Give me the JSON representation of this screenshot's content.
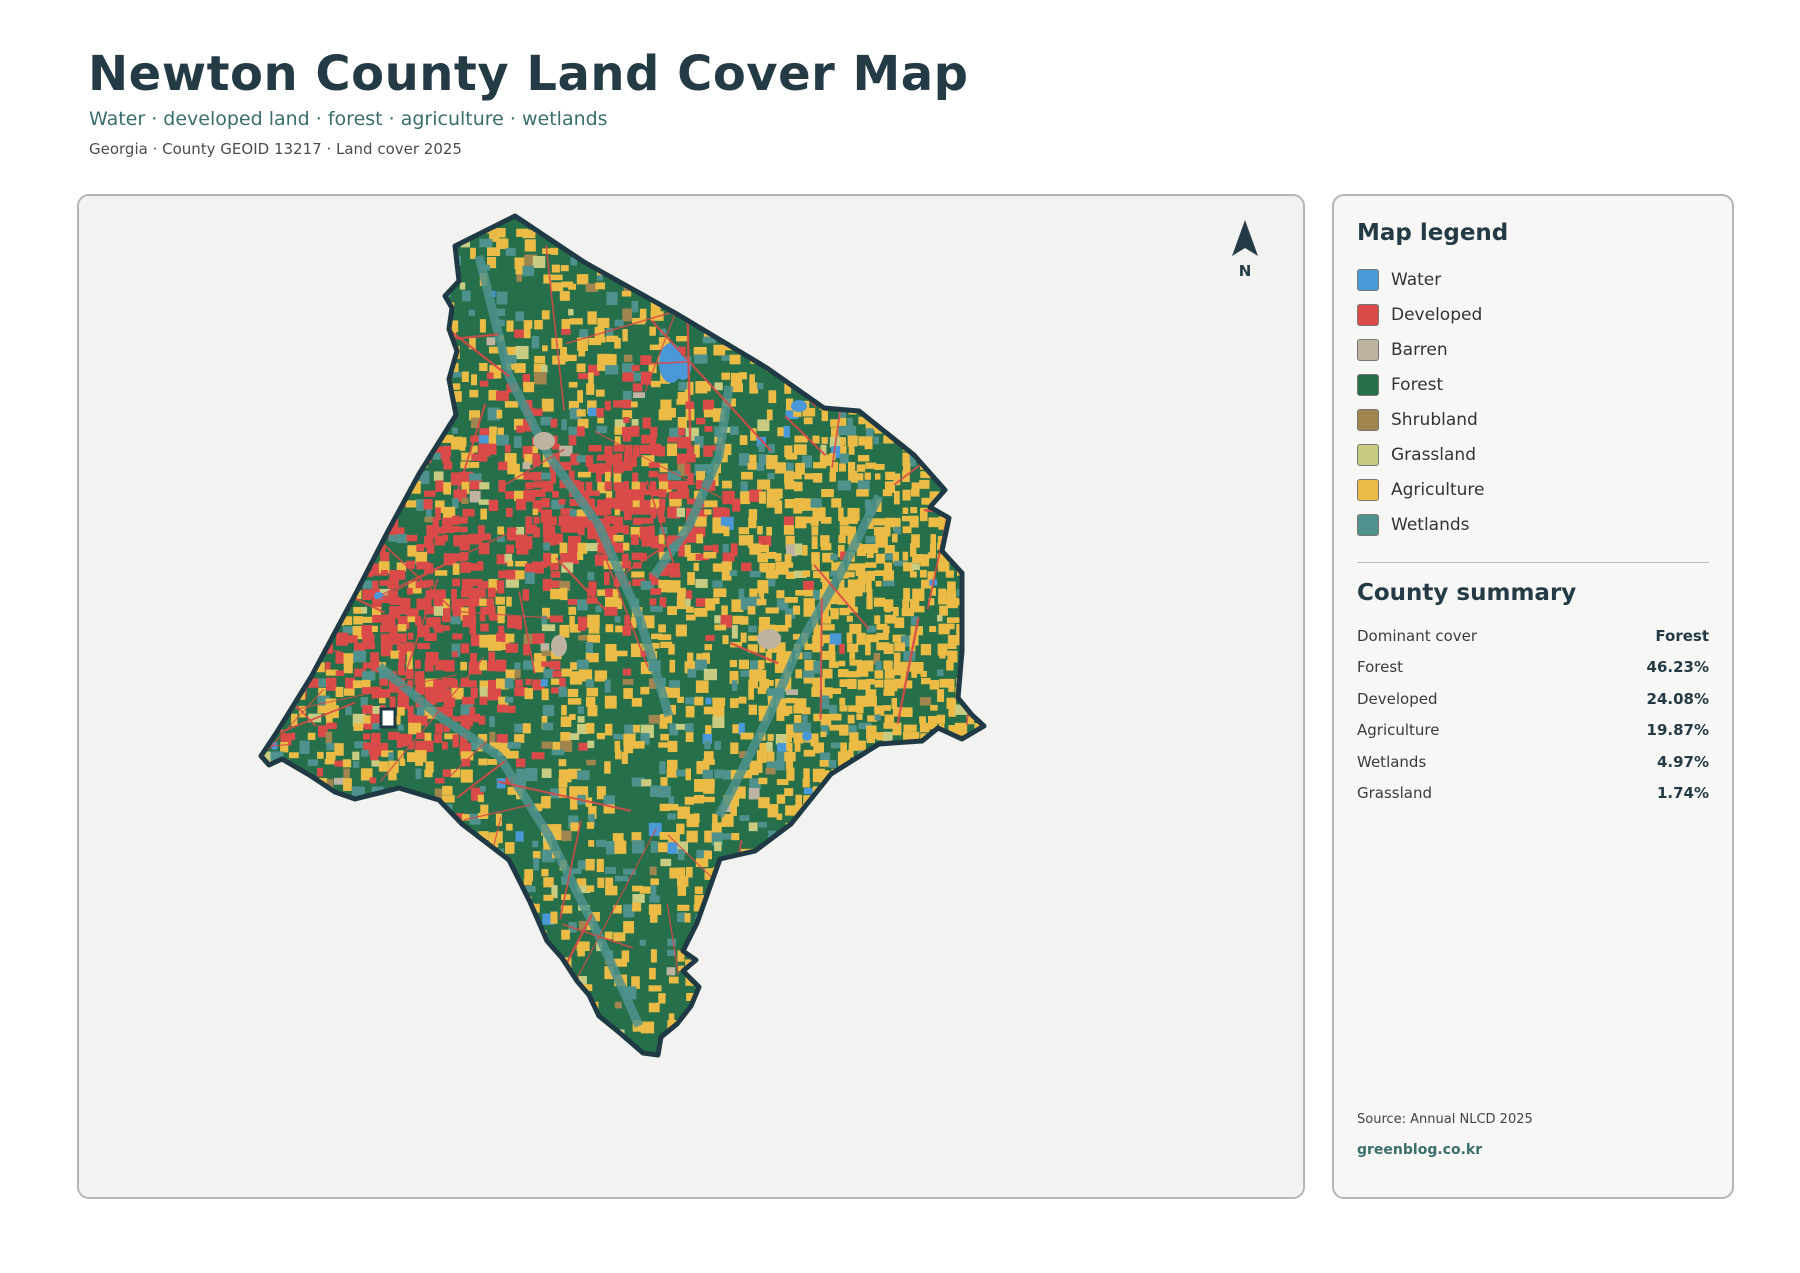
{
  "header": {
    "title": "Newton County Land Cover Map",
    "subtitle": "Water · developed land · forest · agriculture · wetlands",
    "meta": "Georgia · County GEOID 13217 · Land cover 2025"
  },
  "map": {
    "north_label": "N",
    "colors": {
      "water": "#4a98d8",
      "developed": "#d94a48",
      "barren": "#bdb3a0",
      "forest": "#25704a",
      "shrubland": "#a0854f",
      "grassland": "#c8cc82",
      "agriculture": "#ecbb45",
      "wetlands": "#4f928d",
      "outline": "#1f3a44",
      "background": "#f2f2f1"
    }
  },
  "legend": {
    "heading": "Map legend",
    "items": [
      {
        "label": "Water",
        "color": "#4a98d8"
      },
      {
        "label": "Developed",
        "color": "#d94a48"
      },
      {
        "label": "Barren",
        "color": "#bdb3a0"
      },
      {
        "label": "Forest",
        "color": "#25704a"
      },
      {
        "label": "Shrubland",
        "color": "#a0854f"
      },
      {
        "label": "Grassland",
        "color": "#c8cc82"
      },
      {
        "label": "Agriculture",
        "color": "#ecbb45"
      },
      {
        "label": "Wetlands",
        "color": "#4f928d"
      }
    ]
  },
  "summary": {
    "heading": "County summary",
    "rows": [
      {
        "label": "Dominant cover",
        "value": "Forest"
      },
      {
        "label": "Forest",
        "value": "46.23%"
      },
      {
        "label": "Developed",
        "value": "24.08%"
      },
      {
        "label": "Agriculture",
        "value": "19.87%"
      },
      {
        "label": "Wetlands",
        "value": "4.97%"
      },
      {
        "label": "Grassland",
        "value": "1.74%"
      }
    ]
  },
  "footer": {
    "source": "Source: Annual NLCD 2025",
    "site": "greenblog.co.kr"
  }
}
• • • •
Leave out the pictures and restate everything else word for word.

Give me the JSON representation of this screenshot's content.
{
  "header": {
    "title": "Newton County Land Cover Map",
    "subtitle": "Water · developed land · forest · agriculture · wetlands",
    "meta": "Georgia · County GEOID 13217 · Land cover 2025"
  },
  "map": {
    "north_label": "N",
    "colors": {
      "water": "#4a98d8",
      "developed": "#d94a48",
      "barren": "#bdb3a0",
      "forest": "#25704a",
      "shrubland": "#a0854f",
      "grassland": "#c8cc82",
      "agriculture": "#ecbb45",
      "wetlands": "#4f928d",
      "outline": "#1f3a44",
      "background": "#f2f2f1"
    }
  },
  "legend": {
    "heading": "Map legend",
    "items": [
      {
        "label": "Water",
        "color": "#4a98d8"
      },
      {
        "label": "Developed",
        "color": "#d94a48"
      },
      {
        "label": "Barren",
        "color": "#bdb3a0"
      },
      {
        "label": "Forest",
        "color": "#25704a"
      },
      {
        "label": "Shrubland",
        "color": "#a0854f"
      },
      {
        "label": "Grassland",
        "color": "#c8cc82"
      },
      {
        "label": "Agriculture",
        "color": "#ecbb45"
      },
      {
        "label": "Wetlands",
        "color": "#4f928d"
      }
    ]
  },
  "summary": {
    "heading": "County summary",
    "rows": [
      {
        "label": "Dominant cover",
        "value": "Forest"
      },
      {
        "label": "Forest",
        "value": "46.23%"
      },
      {
        "label": "Developed",
        "value": "24.08%"
      },
      {
        "label": "Agriculture",
        "value": "19.87%"
      },
      {
        "label": "Wetlands",
        "value": "4.97%"
      },
      {
        "label": "Grassland",
        "value": "1.74%"
      }
    ]
  },
  "footer": {
    "source": "Source: Annual NLCD 2025",
    "site": "greenblog.co.kr"
  }
}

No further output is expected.